Task description:
Print all entries word for word.

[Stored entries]
--- BEGIN ---

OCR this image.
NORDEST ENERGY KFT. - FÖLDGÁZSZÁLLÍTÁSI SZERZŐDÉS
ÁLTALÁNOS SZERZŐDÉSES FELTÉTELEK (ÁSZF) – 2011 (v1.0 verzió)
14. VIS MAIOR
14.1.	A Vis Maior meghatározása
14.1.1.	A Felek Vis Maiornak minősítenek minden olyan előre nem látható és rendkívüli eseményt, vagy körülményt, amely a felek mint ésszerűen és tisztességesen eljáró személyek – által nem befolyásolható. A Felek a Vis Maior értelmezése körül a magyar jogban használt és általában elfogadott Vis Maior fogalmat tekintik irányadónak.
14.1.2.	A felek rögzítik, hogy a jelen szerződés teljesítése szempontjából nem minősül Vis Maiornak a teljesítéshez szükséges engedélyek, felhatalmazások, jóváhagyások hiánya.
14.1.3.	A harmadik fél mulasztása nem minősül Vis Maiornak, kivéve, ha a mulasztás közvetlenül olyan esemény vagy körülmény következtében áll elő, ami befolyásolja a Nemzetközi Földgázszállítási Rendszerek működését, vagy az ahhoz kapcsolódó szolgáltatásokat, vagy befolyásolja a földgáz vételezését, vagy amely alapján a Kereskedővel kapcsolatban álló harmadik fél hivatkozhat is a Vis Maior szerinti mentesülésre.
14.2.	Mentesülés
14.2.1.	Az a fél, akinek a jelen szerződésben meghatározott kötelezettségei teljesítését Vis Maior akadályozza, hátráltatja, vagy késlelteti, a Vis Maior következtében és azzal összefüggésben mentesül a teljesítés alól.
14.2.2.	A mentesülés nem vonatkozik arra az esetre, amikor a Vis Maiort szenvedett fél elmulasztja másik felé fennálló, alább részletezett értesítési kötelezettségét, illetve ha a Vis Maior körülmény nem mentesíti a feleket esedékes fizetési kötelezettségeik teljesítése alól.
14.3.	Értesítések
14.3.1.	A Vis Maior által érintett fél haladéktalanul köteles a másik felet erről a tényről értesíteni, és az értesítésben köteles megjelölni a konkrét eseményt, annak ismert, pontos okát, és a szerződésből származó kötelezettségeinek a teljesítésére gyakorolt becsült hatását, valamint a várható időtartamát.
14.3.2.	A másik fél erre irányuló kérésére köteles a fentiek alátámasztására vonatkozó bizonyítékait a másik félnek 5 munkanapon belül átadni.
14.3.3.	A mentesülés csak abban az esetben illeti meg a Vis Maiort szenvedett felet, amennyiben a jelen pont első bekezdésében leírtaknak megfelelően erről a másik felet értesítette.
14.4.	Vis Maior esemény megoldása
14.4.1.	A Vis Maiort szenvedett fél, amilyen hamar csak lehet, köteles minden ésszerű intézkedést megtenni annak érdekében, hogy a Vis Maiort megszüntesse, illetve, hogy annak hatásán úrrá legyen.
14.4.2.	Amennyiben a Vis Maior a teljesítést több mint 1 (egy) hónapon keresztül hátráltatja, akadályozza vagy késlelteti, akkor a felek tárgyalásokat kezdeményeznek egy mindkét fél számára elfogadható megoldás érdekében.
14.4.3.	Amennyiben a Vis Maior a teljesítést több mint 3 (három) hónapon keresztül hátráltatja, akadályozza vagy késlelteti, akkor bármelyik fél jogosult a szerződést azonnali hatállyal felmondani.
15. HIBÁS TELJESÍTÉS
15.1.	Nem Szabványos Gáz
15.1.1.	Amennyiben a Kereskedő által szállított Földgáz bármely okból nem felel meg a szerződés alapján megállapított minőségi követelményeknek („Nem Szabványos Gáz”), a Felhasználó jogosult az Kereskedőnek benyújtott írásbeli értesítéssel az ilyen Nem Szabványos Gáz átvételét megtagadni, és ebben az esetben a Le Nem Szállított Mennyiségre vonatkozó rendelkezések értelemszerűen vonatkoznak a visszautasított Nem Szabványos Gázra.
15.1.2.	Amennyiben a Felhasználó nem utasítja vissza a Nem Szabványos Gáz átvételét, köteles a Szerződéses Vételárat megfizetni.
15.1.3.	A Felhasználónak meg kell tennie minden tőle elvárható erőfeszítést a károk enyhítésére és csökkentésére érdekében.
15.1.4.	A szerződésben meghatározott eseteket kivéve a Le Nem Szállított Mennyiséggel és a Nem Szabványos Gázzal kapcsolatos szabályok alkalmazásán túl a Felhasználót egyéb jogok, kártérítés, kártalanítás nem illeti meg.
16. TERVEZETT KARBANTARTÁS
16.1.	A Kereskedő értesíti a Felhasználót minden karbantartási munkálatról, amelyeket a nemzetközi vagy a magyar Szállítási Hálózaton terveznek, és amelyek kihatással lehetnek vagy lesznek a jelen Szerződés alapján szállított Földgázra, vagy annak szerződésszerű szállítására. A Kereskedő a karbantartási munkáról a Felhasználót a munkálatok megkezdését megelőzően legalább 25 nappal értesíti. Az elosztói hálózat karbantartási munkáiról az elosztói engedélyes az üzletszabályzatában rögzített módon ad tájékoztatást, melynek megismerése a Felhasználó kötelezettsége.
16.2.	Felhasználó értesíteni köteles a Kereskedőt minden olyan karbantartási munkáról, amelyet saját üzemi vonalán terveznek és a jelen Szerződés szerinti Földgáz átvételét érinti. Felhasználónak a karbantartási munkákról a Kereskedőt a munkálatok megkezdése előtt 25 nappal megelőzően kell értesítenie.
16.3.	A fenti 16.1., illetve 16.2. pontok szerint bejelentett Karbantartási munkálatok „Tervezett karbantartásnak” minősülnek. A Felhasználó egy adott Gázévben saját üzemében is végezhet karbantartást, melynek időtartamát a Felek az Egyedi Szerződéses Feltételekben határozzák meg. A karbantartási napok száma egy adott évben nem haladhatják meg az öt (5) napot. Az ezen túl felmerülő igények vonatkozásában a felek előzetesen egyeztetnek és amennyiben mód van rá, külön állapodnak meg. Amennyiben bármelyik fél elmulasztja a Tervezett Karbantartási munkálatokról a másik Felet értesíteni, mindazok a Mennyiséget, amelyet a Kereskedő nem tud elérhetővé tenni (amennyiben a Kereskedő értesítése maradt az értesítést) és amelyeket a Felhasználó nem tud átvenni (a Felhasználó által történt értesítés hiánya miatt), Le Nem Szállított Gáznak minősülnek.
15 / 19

--- END ---

Output of the exercise:
OCR this image.
NORDEST ENERGY KFT. - FÖLDGÁZSZÁLLÍTÁSI SZERZŐDÉS
ÁLTALÁNOS SZERZŐDÉSES FELTÉTELEK (ÁSZF) – 2011 (v1.0 verzió)
14. VIS MAIOR
14.1.	A Vis Maior meghatározása
14.1.1.	A Felek Vis Maiornak minősítenek minden olyan előre nem látható és rendkívüli eseményt, vagy körülményt, amely a felek mint ésszerűen és tisztességesen eljáró személyek – által nem befolyásolható. A Felek a Vis Maior értelmezése körül a magyar jogban használt és általában elfogadott Vis Maior fogalmat tekintik irányadónak.
14.1.2.	A felek rögzítik, hogy a jelen szerződés teljesítése szempontjából nem minősül Vis Maiornak a teljesítéshez szükséges engedélyek, felhatalmazások, jóváhagyások hiánya.
14.1.3.	A harmadik fél mulasztása nem minősül Vis Maiornak, kivéve, ha a mulasztás közvetlenül olyan esemény vagy körülmény következtében áll elő, ami befolyásolja a Nemzetközi Földgázszállítási Rendszerek működését, vagy az ahhoz kapcsolódó szolgáltatásokat, vagy befolyásolja a földgáz vételezését, vagy amely alapján a Kereskedővel kapcsolatban álló harmadik fél hivatkozhat is a Vis Maior szerinti mentesülésre.
14.2.	Mentesülés
14.2.1.	Az a fél, akinek a jelen szerződésben meghatározott kötelezettségei teljesítését Vis Maior akadályozza, hátráltatja, vagy késlelteti, a Vis Maior következtében és azzal összefüggésben mentesül a teljesítés alól.
14.2.2.	A mentesülés nem vonatkozik arra az esetre, amikor a Vis Maiort szenvedett fél elmulasztja másik felé fennálló, alább részletezett értesítési kötelezettségét, illetve ha a Vis Maior körülmény nem mentesíti a feleket esedékes fizetési kötelezettségeik teljesítése alól.
14.3.	Értesítések
14.3.1.	A Vis Maior által érintett fél haladéktalanul köteles a másik felet erről a tényről értesíteni, és az értesítésben köteles megjelölni a konkrét eseményt, annak ismert, pontos okát, és a szerződésből származó kötelezettségeinek a teljesítésére gyakorolt becsült hatását, valamint a várható időtartamát.
14.3.2.	A másik fél erre irányuló kérésére köteles a fentiek alátámasztására vonatkozó bizonyítékait a másik félnek 5 munkanapon belül átadni.
14.3.3.	A mentesülés csak abban az esetben illeti meg a Vis Maiort szenvedett felet, amennyiben a jelen pont első bekezdésében leírtaknak megfelelően erről a másik felet értesítette.
14.4.	Vis Maior esemény megoldása
14.4.1.	A Vis Maiort szenvedett fél, amilyen hamar csak lehet, köteles minden ésszerű intézkedést megtenni annak érdekében, hogy a Vis Maiort megszüntesse, illetve, hogy annak hatásán úrrá legyen.
14.4.2.	Amennyiben a Vis Maior a teljesítést több mint 1 (egy) hónapon keresztül hátráltatja, akadályozza vagy késlelteti, akkor a felek tárgyalásokat kezdeményeznek egy mindkét fél számára elfogadható megoldás érdekében.
14.4.3.	Amennyiben a Vis Maior a teljesítést több mint 3 (három) hónapon keresztül hátráltatja, akadályozza vagy késlelteti, akkor bármelyik fél jogosult a szerződést azonnali hatállyal felmondani.
15. HIBÁS TELJESÍTÉS
15.1.	Nem Szabványos Gáz
15.1.1.	Amennyiben a Kereskedő által szállított Földgáz bármely okból nem felel meg a szerződés alapján megállapított minőségi követelményeknek („Nem Szabványos Gáz”), a Felhasználó jogosult az Kereskedőnek benyújtott írásbeli értesítéssel az ilyen Nem Szabványos Gáz átvételét megtagadni, és ebben az esetben a Le Nem Szállított Mennyiségre vonatkozó rendelkezések értelemszerűen vonatkoznak a visszautasított Nem Szabványos Gázra.
15.1.2.	Amennyiben a Felhasználó nem utasítja vissza a Nem Szabványos Gáz átvételét, köteles a Szerződéses Vételárat megfizetni.
15.1.3.	A Felhasználónak meg kell tennie minden tőle elvárható erőfeszítést a károk enyhítésére és csökkentésére érdekében.
15.1.4.	A szerződésben meghatározott eseteket kivéve a Le Nem Szállított Mennyiséggel és a Nem Szabványos Gázzal kapcsolatos szabályok alkalmazásán túl a Felhasználót egyéb jogok, kártérítés, kártalanítás nem illeti meg.
16. TERVEZETT KARBANTARTÁS
16.1.	A Kereskedő értesíti a Felhasználót minden karbantartási munkálatról, amelyeket a nemzetközi vagy a magyar Szállítási Hálózaton terveznek, és amelyek kihatással lehetnek vagy lesznek a jelen Szerződés alapján szállított Földgázra, vagy annak szerződésszerű szállítására. A Kereskedő a karbantartási munkáról a Felhasználót a munkálatok megkezdését megelőzően legalább 25 nappal értesíti. Az elosztói hálózat karbantartási munkáiról az elosztói engedélyes az üzletszabályzatában rögzített módon ad tájékoztatást, melynek megismerése a Felhasználó kötelezettsége.
16.2.	Felhasználó értesíteni köteles a Kereskedőt minden olyan karbantartási munkáról, amelyet saját üzemi vonalán terveznek és a jelen Szerződés szerinti Földgáz átvételét érinti. Felhasználónak a karbantartási munkákról a Kereskedőt a munkálatok megkezdése előtt 25 nappal megelőzően kell értesítenie.
16.3.	A fenti 16.1., illetve 16.2. pontok szerint bejelentett Karbantartási munkálatok „Tervezett karbantartásnak” minősülnek. A Felhasználó egy adott Gázévben saját üzemében is végezhet karbantartást, melynek időtartamát a Felek az Egyedi Szerződéses Feltételekben határozzák meg. A karbantartási napok száma egy adott évben nem haladhatják meg az öt (5) napot. Az ezen túl felmerülő igények vonatkozásában a felek előzetesen egyeztetnek és amennyiben mód van rá, külön állapodnak meg. Amennyiben bármelyik fél elmulasztja a Tervezett Karbantartási munkálatokról a másik Felet értesíteni, mindazok a Mennyiséget, amelyet a Kereskedő nem tud elérhetővé tenni (amennyiben a Kereskedő értesítése maradt az értesítést) és amelyeket a Felhasználó nem tud átvenni (a Felhasználó által történt értesítés hiánya miatt), Le Nem Szállított Gáznak minősülnek.
15 / 19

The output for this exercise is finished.